### DATASET EXCERPTS
"""
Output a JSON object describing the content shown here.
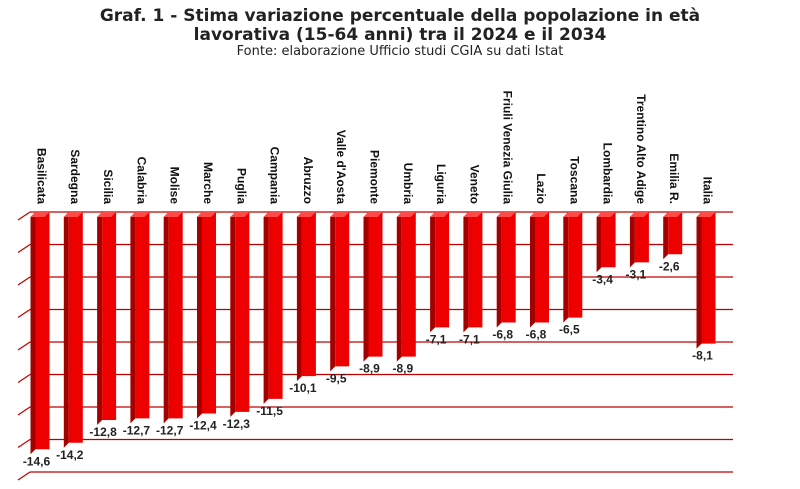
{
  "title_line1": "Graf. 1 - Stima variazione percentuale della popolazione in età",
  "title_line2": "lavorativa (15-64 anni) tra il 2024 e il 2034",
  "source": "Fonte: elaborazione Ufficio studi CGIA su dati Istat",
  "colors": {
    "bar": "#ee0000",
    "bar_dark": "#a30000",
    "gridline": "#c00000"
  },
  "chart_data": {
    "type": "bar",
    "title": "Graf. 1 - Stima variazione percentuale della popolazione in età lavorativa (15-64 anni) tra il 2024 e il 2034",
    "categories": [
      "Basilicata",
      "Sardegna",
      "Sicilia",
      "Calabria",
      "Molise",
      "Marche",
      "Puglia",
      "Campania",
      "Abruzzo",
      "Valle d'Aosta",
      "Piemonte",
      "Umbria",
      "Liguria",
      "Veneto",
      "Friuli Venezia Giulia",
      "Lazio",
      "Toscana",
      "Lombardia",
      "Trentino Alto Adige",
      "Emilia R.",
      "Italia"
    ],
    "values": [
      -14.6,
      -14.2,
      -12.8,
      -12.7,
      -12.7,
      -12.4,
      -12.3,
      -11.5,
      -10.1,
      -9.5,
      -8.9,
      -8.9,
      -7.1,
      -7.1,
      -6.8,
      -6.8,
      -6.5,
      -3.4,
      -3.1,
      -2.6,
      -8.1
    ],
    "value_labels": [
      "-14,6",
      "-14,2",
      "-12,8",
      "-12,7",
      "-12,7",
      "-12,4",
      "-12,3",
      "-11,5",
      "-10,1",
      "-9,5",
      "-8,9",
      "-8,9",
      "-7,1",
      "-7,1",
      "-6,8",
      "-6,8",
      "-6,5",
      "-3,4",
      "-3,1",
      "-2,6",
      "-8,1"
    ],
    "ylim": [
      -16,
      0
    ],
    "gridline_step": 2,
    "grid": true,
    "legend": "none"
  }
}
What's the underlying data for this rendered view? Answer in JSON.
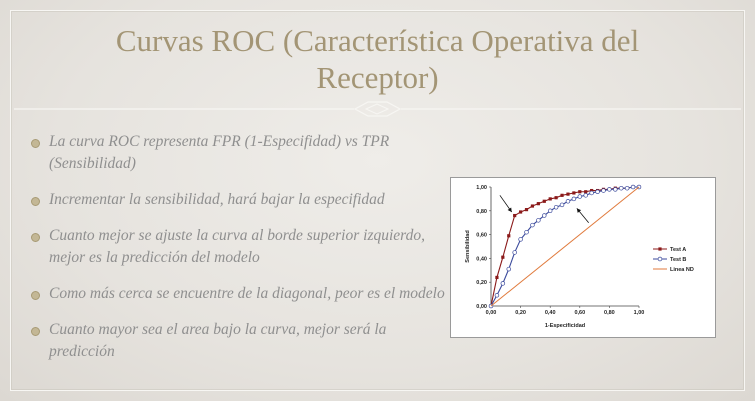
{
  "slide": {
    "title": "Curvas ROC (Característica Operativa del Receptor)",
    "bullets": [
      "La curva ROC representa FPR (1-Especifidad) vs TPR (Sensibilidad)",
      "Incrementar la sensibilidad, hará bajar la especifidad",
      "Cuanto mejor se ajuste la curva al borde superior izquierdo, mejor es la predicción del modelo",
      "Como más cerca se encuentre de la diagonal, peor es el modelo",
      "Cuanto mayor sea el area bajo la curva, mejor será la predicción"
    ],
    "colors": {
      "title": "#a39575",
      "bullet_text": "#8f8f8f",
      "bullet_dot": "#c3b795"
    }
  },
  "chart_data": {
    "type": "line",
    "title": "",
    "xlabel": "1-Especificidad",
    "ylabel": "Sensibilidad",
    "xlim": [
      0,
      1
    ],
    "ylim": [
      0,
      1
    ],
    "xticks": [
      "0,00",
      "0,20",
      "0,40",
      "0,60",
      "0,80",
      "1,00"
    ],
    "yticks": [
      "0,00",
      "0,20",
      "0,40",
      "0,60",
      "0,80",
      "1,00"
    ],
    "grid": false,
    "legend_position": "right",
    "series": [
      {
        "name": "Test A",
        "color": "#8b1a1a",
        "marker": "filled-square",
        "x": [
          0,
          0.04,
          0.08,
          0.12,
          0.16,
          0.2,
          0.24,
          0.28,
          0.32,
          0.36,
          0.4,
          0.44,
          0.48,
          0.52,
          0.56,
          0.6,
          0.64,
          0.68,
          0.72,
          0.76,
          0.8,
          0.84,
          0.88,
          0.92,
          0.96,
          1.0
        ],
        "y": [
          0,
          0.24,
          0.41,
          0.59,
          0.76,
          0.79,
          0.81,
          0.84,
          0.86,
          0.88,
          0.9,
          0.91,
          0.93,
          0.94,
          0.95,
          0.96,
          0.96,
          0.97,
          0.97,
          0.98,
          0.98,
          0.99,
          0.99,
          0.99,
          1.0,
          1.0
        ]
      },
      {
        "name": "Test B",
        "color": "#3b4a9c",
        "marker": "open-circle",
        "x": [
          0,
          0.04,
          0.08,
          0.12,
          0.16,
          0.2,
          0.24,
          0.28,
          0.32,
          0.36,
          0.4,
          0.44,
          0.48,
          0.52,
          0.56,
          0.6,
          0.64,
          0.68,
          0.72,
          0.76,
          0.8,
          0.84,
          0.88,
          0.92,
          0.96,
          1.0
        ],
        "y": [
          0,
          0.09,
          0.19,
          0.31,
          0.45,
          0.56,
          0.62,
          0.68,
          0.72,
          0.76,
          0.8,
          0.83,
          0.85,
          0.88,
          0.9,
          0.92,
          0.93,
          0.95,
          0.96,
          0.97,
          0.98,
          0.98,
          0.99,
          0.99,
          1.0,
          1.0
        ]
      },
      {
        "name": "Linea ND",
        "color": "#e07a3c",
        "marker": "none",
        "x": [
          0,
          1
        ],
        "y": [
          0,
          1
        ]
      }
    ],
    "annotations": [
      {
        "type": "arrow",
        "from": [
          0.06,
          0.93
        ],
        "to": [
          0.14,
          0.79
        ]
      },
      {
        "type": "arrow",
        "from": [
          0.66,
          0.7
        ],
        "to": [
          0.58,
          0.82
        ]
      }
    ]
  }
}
"""
### WHAT TO PRODUCE
Copy all lines in the listing above where the string "type" appears.

### OUTPUT OF THE TASK
    "type": "bar",
    "type": "line",
        "type": "arrow",
        "type": "arrow",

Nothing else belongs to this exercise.